EXERCISE DIRECTIONS
Rewrite the lines below, substituting "clickable" for every occurrence of "interactable" and leaving everything else unchanged. Omit the pictures from your answer.

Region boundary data
• • • • • • •
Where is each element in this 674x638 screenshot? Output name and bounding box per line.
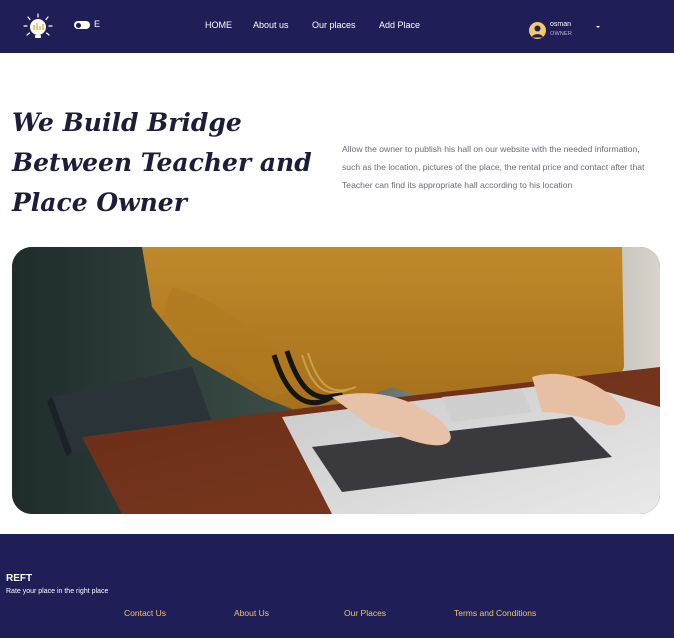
footer-brand: REFT [6,573,33,584]
language-toggle[interactable] [74,21,90,29]
hero-description: Allow the owner to publish his hall on o… [342,144,645,190]
footer-contact-link[interactable]: Contact Us [124,608,166,618]
nav-add-place-link[interactable]: Add Place [379,20,420,30]
user-avatar-icon[interactable] [529,22,546,39]
nav-home-link[interactable]: HOME [205,20,232,30]
caret-down-icon[interactable] [596,26,600,28]
toggle-knob [76,22,81,28]
footer-terms-link[interactable]: Terms and Conditions [454,608,536,618]
nav-about-link[interactable]: About us [253,20,289,30]
nav-our-places-link[interactable]: Our places [312,20,356,30]
footer-about-link[interactable]: About Us [234,608,269,618]
footer-tagline: Rate your place in the right place [6,588,109,595]
footer: REFT Rate your place in the right place … [0,534,674,638]
hands-typing-laptop-photo [12,247,660,514]
hero-title-line: Place Owner [12,188,187,217]
top-navbar: E HOME About us Our places Add Place osm… [0,0,674,53]
footer-places-link[interactable]: Our Places [344,608,386,618]
user-name: osman [550,21,572,28]
hero-title-line: Between Teacher and [12,148,312,177]
hero-title-line: We Build Bridge [12,108,242,137]
user-role: OWNER [550,31,573,37]
lightbulb-logo-icon[interactable] [22,13,54,41]
hero-title: We Build Bridge Between Teacher and Plac… [12,103,322,223]
toggle-label: E [94,19,101,29]
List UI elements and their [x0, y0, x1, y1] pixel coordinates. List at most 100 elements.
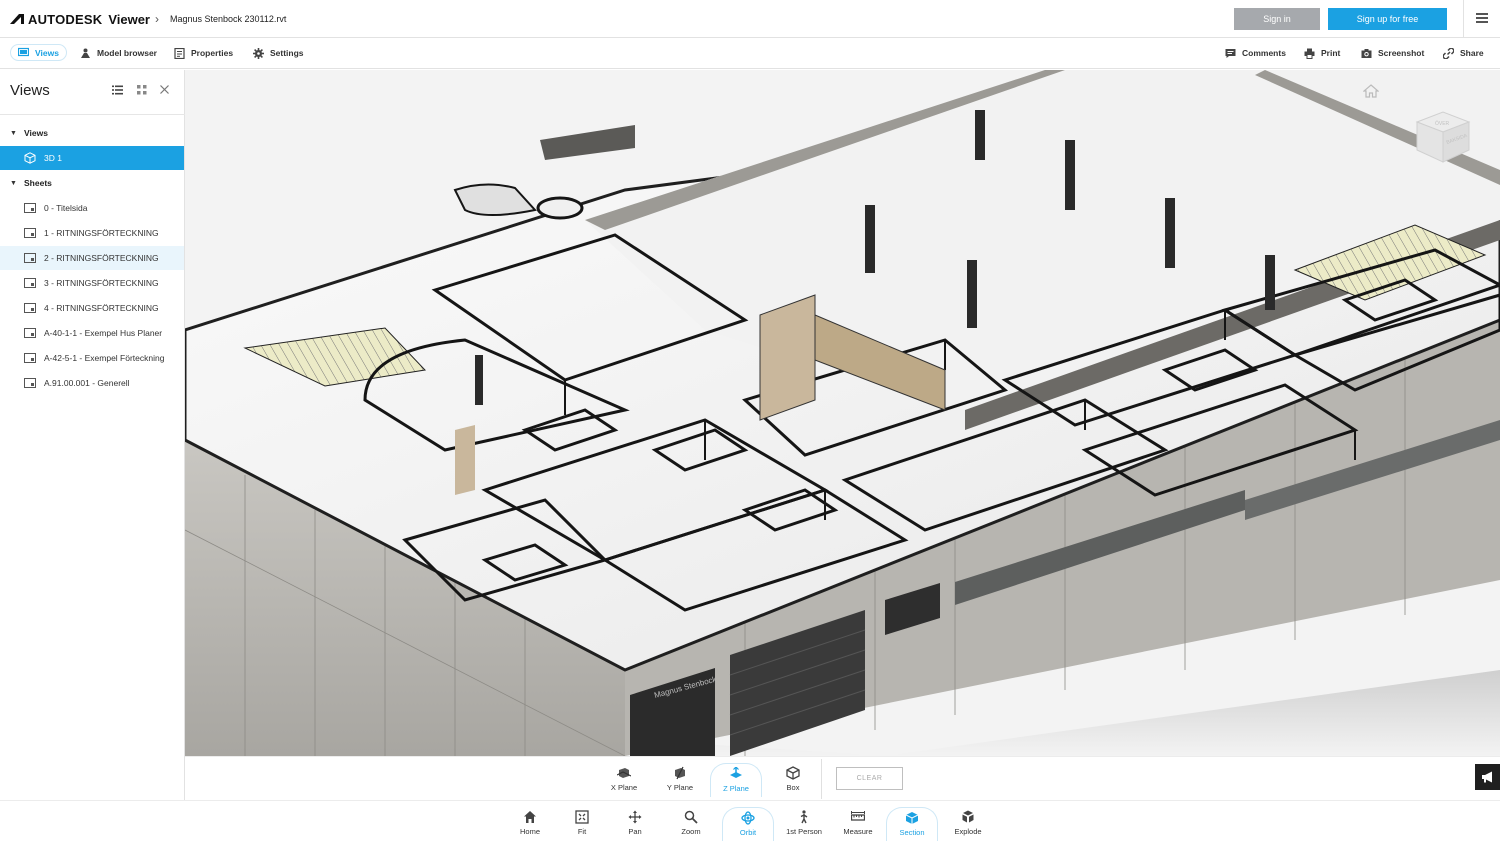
home-icon[interactable] [1363, 84, 1379, 98]
tree-item-label: A-42-5-1 - Exempel Förteckning [44, 353, 165, 363]
tree-item-sheet[interactable]: A.91.00.001 - Generell [0, 371, 184, 395]
zoom-button[interactable]: Zoom [665, 807, 717, 841]
properties-icon [174, 47, 185, 59]
tree-item-label: 0 - Titelsida [44, 203, 88, 213]
app-header: AUTODESK Viewer › Magnus Stenbock 230112… [0, 0, 1500, 38]
navigation-toolbar: Home Fit Pan Zoom Orbit 1st Person Measu… [0, 800, 1500, 843]
tab-views-label: Views [35, 47, 59, 58]
tab-model-browser[interactable]: Model browser [80, 45, 157, 61]
fit-button[interactable]: Fit [556, 807, 608, 841]
zoom-icon [684, 810, 698, 824]
sheet-icon [24, 328, 36, 338]
section-cube-icon [905, 812, 919, 824]
home-button[interactable]: Home [504, 807, 556, 841]
fit-icon [575, 810, 589, 824]
z-plane-icon [730, 767, 742, 778]
tab-model-browser-label: Model browser [97, 48, 157, 58]
z-plane-button[interactable]: Z Plane [710, 763, 762, 797]
print-label: Print [1321, 48, 1341, 58]
sheet-icon [24, 203, 36, 213]
megaphone-icon [1481, 771, 1492, 783]
box-label: Box [786, 783, 800, 792]
first-person-button[interactable]: 1st Person [778, 807, 830, 841]
tab-properties-label: Properties [191, 48, 234, 58]
caret-down-icon: ▼ [10, 179, 17, 187]
chevron-right-icon: › [155, 12, 159, 26]
home-icon [524, 811, 536, 823]
panel-title: Views [10, 82, 50, 99]
tab-settings-label: Settings [270, 48, 304, 58]
tree-item-label: A-40-1-1 - Exempel Hus Planer [44, 328, 163, 338]
hamburger-menu-icon[interactable] [1476, 13, 1488, 23]
comments-button[interactable]: Comments [1225, 45, 1286, 61]
orbit-button[interactable]: Orbit [722, 807, 774, 841]
pan-icon [628, 810, 642, 824]
section-button[interactable]: Section [886, 807, 938, 841]
tree-item-3d-1[interactable]: 3D 1 [0, 146, 184, 170]
zoom-label: Zoom [681, 827, 701, 836]
brand-product: Viewer [108, 11, 150, 27]
sign-in-button[interactable]: Sign in [1234, 8, 1320, 30]
x-plane-button[interactable]: X Plane [598, 763, 650, 797]
tree-item-sheet[interactable]: A-42-5-1 - Exempel Förteckning [0, 346, 184, 370]
tree-group-views[interactable]: ▼ Views [0, 121, 184, 145]
orbit-label: Orbit [739, 828, 757, 837]
list-view-icon[interactable] [112, 85, 123, 95]
box-button[interactable]: Box [767, 763, 819, 797]
toolbar-divider [821, 759, 822, 799]
walk-person-icon [800, 810, 808, 824]
explode-label: Explode [954, 827, 982, 836]
feedback-button[interactable] [1475, 764, 1500, 790]
sheet-icon [24, 278, 36, 288]
main-toolbar: Views Model browser Properties Settings … [0, 38, 1500, 69]
share-button[interactable]: Share [1443, 45, 1484, 61]
view-cube[interactable]: ÖVER BAKSIDA [1407, 104, 1475, 168]
model-browser-icon [81, 48, 90, 58]
tree-item-label: 1 - RITNINGSFÖRTECKNING [44, 228, 159, 238]
tree-item-sheet[interactable]: 2 - RITNINGSFÖRTECKNING [0, 246, 184, 270]
caret-down-icon: ▼ [10, 129, 17, 137]
sheet-icon [24, 303, 36, 313]
tree-item-label: A.91.00.001 - Generell [44, 378, 130, 388]
tab-settings[interactable]: Settings [253, 45, 304, 61]
tree-group-label: Sheets [24, 178, 52, 188]
screenshot-button[interactable]: Screenshot [1361, 45, 1424, 61]
pan-button[interactable]: Pan [609, 807, 661, 841]
tree-item-sheet[interactable]: 0 - Titelsida [0, 196, 184, 220]
x-plane-icon [617, 768, 631, 778]
tab-views[interactable]: Views [10, 44, 67, 61]
autodesk-logo[interactable]: AUTODESK Viewer [10, 11, 150, 27]
gear-icon [253, 47, 264, 59]
grid-view-icon[interactable] [137, 85, 147, 95]
y-plane-button[interactable]: Y Plane [654, 763, 706, 797]
fit-label: Fit [577, 827, 587, 836]
screenshot-label: Screenshot [1378, 48, 1425, 58]
tree-item-label: 4 - RITNINGSFÖRTECKNING [44, 303, 159, 313]
autodesk-logo-icon [10, 14, 24, 24]
sheet-icon [24, 228, 36, 238]
tree-item-sheet[interactable]: 3 - RITNINGSFÖRTECKNING [0, 271, 184, 295]
first-person-label: 1st Person [786, 827, 822, 836]
brand-name: AUTODESK [28, 11, 103, 27]
tree-item-sheet[interactable]: A-40-1-1 - Exempel Hus Planer [0, 321, 184, 345]
building-model-render[interactable]: Magnus Stenbock [185, 70, 1500, 756]
tree-item-label: 2 - RITNINGSFÖRTECKNING [44, 253, 159, 263]
tree-item-sheet[interactable]: 1 - RITNINGSFÖRTECKNING [0, 221, 184, 245]
views-panel: Views ▼ Views 3D 1 ▼ Sheets 0 - Titelsid… [0, 70, 185, 800]
tree-group-sheets[interactable]: ▼ Sheets [0, 171, 184, 195]
measure-button[interactable]: Measure [832, 807, 884, 841]
model-viewport[interactable]: Magnus Stenbock ÖVER BAKSIDA [185, 70, 1500, 756]
close-icon[interactable] [160, 85, 169, 94]
tab-properties[interactable]: Properties [174, 45, 233, 61]
link-icon [1443, 47, 1454, 59]
clear-section-button[interactable]: CLEAR [836, 767, 903, 790]
sign-up-button[interactable]: Sign up for free [1328, 8, 1447, 30]
views-icon [18, 47, 29, 57]
comment-icon [1225, 48, 1236, 58]
ruler-icon [851, 811, 865, 821]
print-button[interactable]: Print [1304, 45, 1340, 61]
explode-button[interactable]: Explode [942, 807, 994, 841]
tree-item-sheet[interactable]: 4 - RITNINGSFÖRTECKNING [0, 296, 184, 320]
explode-cube-icon [962, 810, 974, 823]
tree-group-label: Views [24, 128, 48, 138]
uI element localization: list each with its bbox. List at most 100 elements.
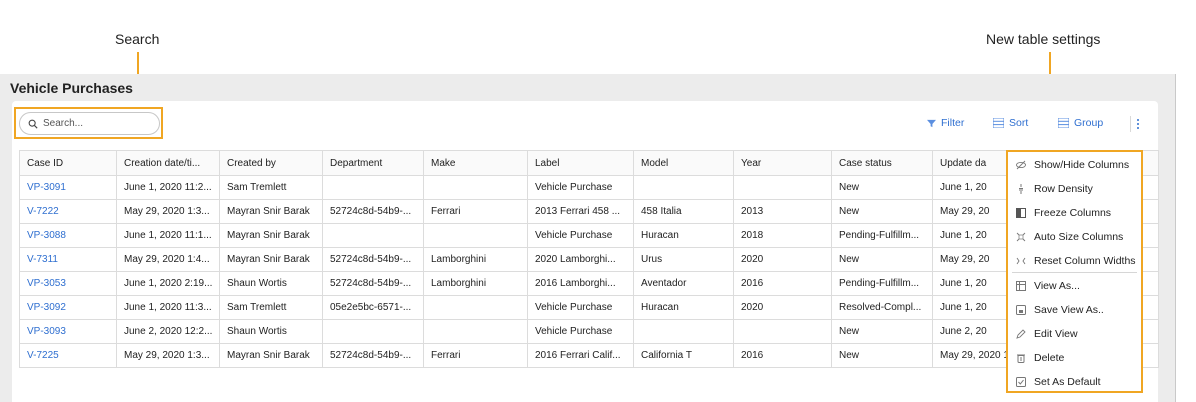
• • • • • • •
SOLVED EXERCISE
Where is each element in this 674x638 screenshot? Output name and bounding box per line.
footer-brand: REFT [6,573,33,584]
language-toggle[clickable] [74,21,90,29]
hero-description: Allow the owner to publish his hall on o… [342,144,645,190]
footer-contact-link[clickable]: Contact Us [124,608,166,618]
nav-add-place-link[clickable]: Add Place [379,20,420,30]
user-avatar-icon[clickable] [529,22,546,39]
nav-home-link[clickable]: HOME [205,20,232,30]
caret-down-icon[clickable] [596,26,600,28]
toggle-knob [76,22,81,28]
footer-terms-link[clickable]: Terms and Conditions [454,608,536,618]
nav-about-link[clickable]: About us [253,20,289,30]
nav-our-places-link[clickable]: Our places [312,20,356,30]
footer-about-link[clickable]: About Us [234,608,269,618]
footer-tagline: Rate your place in the right place [6,588,109,595]
footer: REFT Rate your place in the right place … [0,534,674,638]
hands-typing-laptop-photo [12,247,660,514]
hero-title-line: Place Owner [12,188,187,217]
top-navbar: E HOME About us Our places Add Place osm… [0,0,674,53]
footer-places-link[clickable]: Our Places [344,608,386,618]
user-name: osman [550,21,572,28]
hero-title-line: Between Teacher and [12,148,312,177]
hero-title-line: We Build Bridge [12,108,242,137]
user-role: OWNER [550,31,573,37]
lightbulb-logo-icon[clickable] [22,13,54,41]
hero-title: We Build Bridge Between Teacher and Plac… [12,103,322,223]
toggle-label: E [94,19,101,29]
List UI elements and their [x0, y0, x1, y1] pixel coordinates. List at most 100 elements.
home-icon[clickable] [1363, 84, 1379, 98]
tree-item-label: A-42-5-1 - Exempel Förteckning [44, 353, 165, 363]
tree-item-sheet[clickable]: A.91.00.001 - Generell [0, 371, 184, 395]
zoom-button[clickable]: Zoom [665, 807, 717, 841]
properties-icon [174, 47, 185, 59]
tree-item-label: 0 - Titelsida [44, 203, 88, 213]
app-header: AUTODESK Viewer › Magnus Stenbock 230112… [0, 0, 1500, 38]
navigation-toolbar: Home Fit Pan Zoom Orbit 1st Person Measu… [0, 800, 1500, 843]
tab-views-label: Views [35, 47, 59, 58]
tab-model-browser[clickable]: Model browser [80, 45, 157, 61]
fit-button[clickable]: Fit [556, 807, 608, 841]
zoom-icon [684, 810, 698, 824]
sheet-icon [24, 328, 36, 338]
section-cube-icon [905, 812, 919, 824]
home-button[clickable]: Home [504, 807, 556, 841]
fit-icon [575, 810, 589, 824]
z-plane-icon [730, 767, 742, 778]
tab-model-browser-label: Model browser [97, 48, 157, 58]
z-plane-button[clickable]: Z Plane [710, 763, 762, 797]
print-label: Print [1321, 48, 1341, 58]
sheet-icon [24, 203, 36, 213]
megaphone-icon [1481, 771, 1492, 783]
box-label: Box [786, 783, 800, 792]
first-person-button[clickable]: 1st Person [778, 807, 830, 841]
tab-properties-label: Properties [191, 48, 234, 58]
caret-down-icon: ▼ [10, 179, 17, 187]
chevron-right-icon: › [155, 12, 159, 26]
home-icon [524, 811, 536, 823]
panel-title: Views [10, 82, 50, 99]
tab-settings-label: Settings [270, 48, 304, 58]
tree-item-label: A-40-1-1 - Exempel Hus Planer [44, 328, 163, 338]
hamburger-menu-icon[clickable] [1476, 13, 1488, 23]
comments-button[clickable]: Comments [1225, 45, 1286, 61]
orbit-button[clickable]: Orbit [722, 807, 774, 841]
pan-icon [628, 810, 642, 824]
section-button[clickable]: Section [886, 807, 938, 841]
tree-item-3d-1[clickable]: 3D 1 [0, 146, 184, 170]
zoom-label: Zoom [681, 827, 701, 836]
brand-product: Viewer [108, 11, 150, 27]
sign-in-button[clickable]: Sign in [1234, 8, 1320, 30]
x-plane-button[clickable]: X Plane [598, 763, 650, 797]
tree-item-sheet[clickable]: A-42-5-1 - Exempel Förteckning [0, 346, 184, 370]
tree-group-views[clickable]: ▼ Views [0, 121, 184, 145]
orbit-label: Orbit [739, 828, 757, 837]
list-view-icon[clickable] [112, 85, 123, 95]
box-button[clickable]: Box [767, 763, 819, 797]
toolbar-divider [821, 759, 822, 799]
walk-person-icon [800, 810, 808, 824]
explode-label: Explode [954, 827, 982, 836]
feedback-button[clickable] [1475, 764, 1500, 790]
sheet-icon [24, 278, 36, 288]
main-toolbar: Views Model browser Properties Settings … [0, 38, 1500, 69]
share-button[clickable]: Share [1443, 45, 1484, 61]
view-cube[clickable]: ÖVER BAKSIDA [1407, 104, 1475, 168]
model-browser-icon [81, 48, 90, 58]
tree-item-label: 1 - RITNINGSFÖRTECKNING [44, 228, 159, 238]
tree-item-sheet[clickable]: 2 - RITNINGSFÖRTECKNING [0, 246, 184, 270]
caret-down-icon: ▼ [10, 129, 17, 137]
sheet-icon [24, 303, 36, 313]
tree-item-label: A.91.00.001 - Generell [44, 378, 130, 388]
tab-settings[clickable]: Settings [253, 45, 304, 61]
tree-group-label: Sheets [24, 178, 52, 188]
screenshot-button[clickable]: Screenshot [1361, 45, 1424, 61]
pan-button[clickable]: Pan [609, 807, 661, 841]
tree-item-sheet[clickable]: 0 - Titelsida [0, 196, 184, 220]
x-plane-icon [617, 768, 631, 778]
tab-views[clickable]: Views [10, 44, 67, 61]
autodesk-logo[clickable]: AUTODESK Viewer [10, 11, 150, 27]
gear-icon [253, 47, 264, 59]
grid-view-icon[clickable] [137, 85, 147, 95]
y-plane-button[clickable]: Y Plane [654, 763, 706, 797]
fit-label: Fit [577, 827, 587, 836]
screenshot-label: Screenshot [1378, 48, 1425, 58]
tree-item-label: 4 - RITNINGSFÖRTECKNING [44, 303, 159, 313]
autodesk-logo-icon [10, 14, 24, 24]
sheet-icon [24, 228, 36, 238]
tree-item-sheet[clickable]: 3 - RITNINGSFÖRTECKNING [0, 271, 184, 295]
first-person-label: 1st Person [786, 827, 822, 836]
brand-name: AUTODESK [28, 11, 103, 27]
tree-item-sheet[clickable]: A-40-1-1 - Exempel Hus Planer [0, 321, 184, 345]
building-model-render[clickable]: Magnus Stenbock [185, 70, 1500, 756]
tree-item-label: 2 - RITNINGSFÖRTECKNING [44, 253, 159, 263]
tree-item-sheet[clickable]: 1 - RITNINGSFÖRTECKNING [0, 221, 184, 245]
views-panel: Views ▼ Views 3D 1 ▼ Sheets 0 - Titelsid… [0, 70, 185, 800]
tree-group-sheets[clickable]: ▼ Sheets [0, 171, 184, 195]
measure-button[clickable]: Measure [832, 807, 884, 841]
model-viewport[clickable]: Magnus Stenbock ÖVER BAKSIDA [185, 70, 1500, 756]
close-icon[clickable] [160, 85, 169, 94]
tab-properties[clickable]: Properties [174, 45, 233, 61]
link-icon [1443, 47, 1454, 59]
clear-section-button[clickable]: CLEAR [836, 767, 903, 790]
sign-up-button[clickable]: Sign up for free [1328, 8, 1447, 30]
views-icon [18, 47, 29, 57]
comment-icon [1225, 48, 1236, 58]
ruler-icon [851, 811, 865, 821]
print-button[clickable]: Print [1304, 45, 1340, 61]
explode-button[clickable]: Explode [942, 807, 994, 841]
tree-item-sheet[clickable]: 4 - RITNINGSFÖRTECKNING [0, 296, 184, 320]
explode-cube-icon [962, 810, 974, 823]
tree-group-label: Views [24, 128, 48, 138]
uI element localization: list each with its bbox. List at most 100 elements.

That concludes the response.